• **TASK DIRECTIONS**
From the listing below, copy every line with the word "今年以来".

• **Saved entries**
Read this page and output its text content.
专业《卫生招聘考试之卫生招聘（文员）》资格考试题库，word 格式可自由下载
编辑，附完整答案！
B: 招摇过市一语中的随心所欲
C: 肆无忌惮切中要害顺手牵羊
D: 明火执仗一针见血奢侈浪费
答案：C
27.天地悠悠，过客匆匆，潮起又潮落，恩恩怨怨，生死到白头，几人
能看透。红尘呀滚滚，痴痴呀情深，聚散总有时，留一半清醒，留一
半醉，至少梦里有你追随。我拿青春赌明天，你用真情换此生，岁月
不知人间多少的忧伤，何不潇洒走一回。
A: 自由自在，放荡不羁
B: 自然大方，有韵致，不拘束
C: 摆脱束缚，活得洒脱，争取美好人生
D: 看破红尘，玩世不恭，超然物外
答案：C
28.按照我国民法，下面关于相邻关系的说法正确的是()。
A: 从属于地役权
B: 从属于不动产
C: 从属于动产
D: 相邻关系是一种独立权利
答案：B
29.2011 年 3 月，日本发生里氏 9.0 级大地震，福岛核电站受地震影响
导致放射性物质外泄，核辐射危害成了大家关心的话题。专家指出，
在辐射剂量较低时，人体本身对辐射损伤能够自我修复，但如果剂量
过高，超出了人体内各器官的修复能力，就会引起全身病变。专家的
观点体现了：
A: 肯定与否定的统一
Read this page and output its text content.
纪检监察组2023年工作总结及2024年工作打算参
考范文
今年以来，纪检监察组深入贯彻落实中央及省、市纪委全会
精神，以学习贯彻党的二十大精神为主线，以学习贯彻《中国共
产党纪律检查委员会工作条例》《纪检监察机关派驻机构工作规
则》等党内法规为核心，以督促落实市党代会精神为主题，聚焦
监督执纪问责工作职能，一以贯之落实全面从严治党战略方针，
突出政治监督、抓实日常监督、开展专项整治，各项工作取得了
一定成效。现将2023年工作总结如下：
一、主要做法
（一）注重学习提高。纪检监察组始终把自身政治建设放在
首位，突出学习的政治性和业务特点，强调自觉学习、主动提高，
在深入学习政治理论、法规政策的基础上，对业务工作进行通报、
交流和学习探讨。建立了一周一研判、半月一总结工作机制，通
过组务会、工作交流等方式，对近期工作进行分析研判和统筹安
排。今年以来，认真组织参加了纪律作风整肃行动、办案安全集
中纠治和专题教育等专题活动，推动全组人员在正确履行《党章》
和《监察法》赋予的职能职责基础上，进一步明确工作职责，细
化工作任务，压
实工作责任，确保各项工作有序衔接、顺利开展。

• **RESPONSE TO THIS EXERCISE**
今年以来，纪检监察组深入贯彻落实中央及省、市纪委全会
排。今年以来，认真组织参加了纪律作风整肃行动、办案安全集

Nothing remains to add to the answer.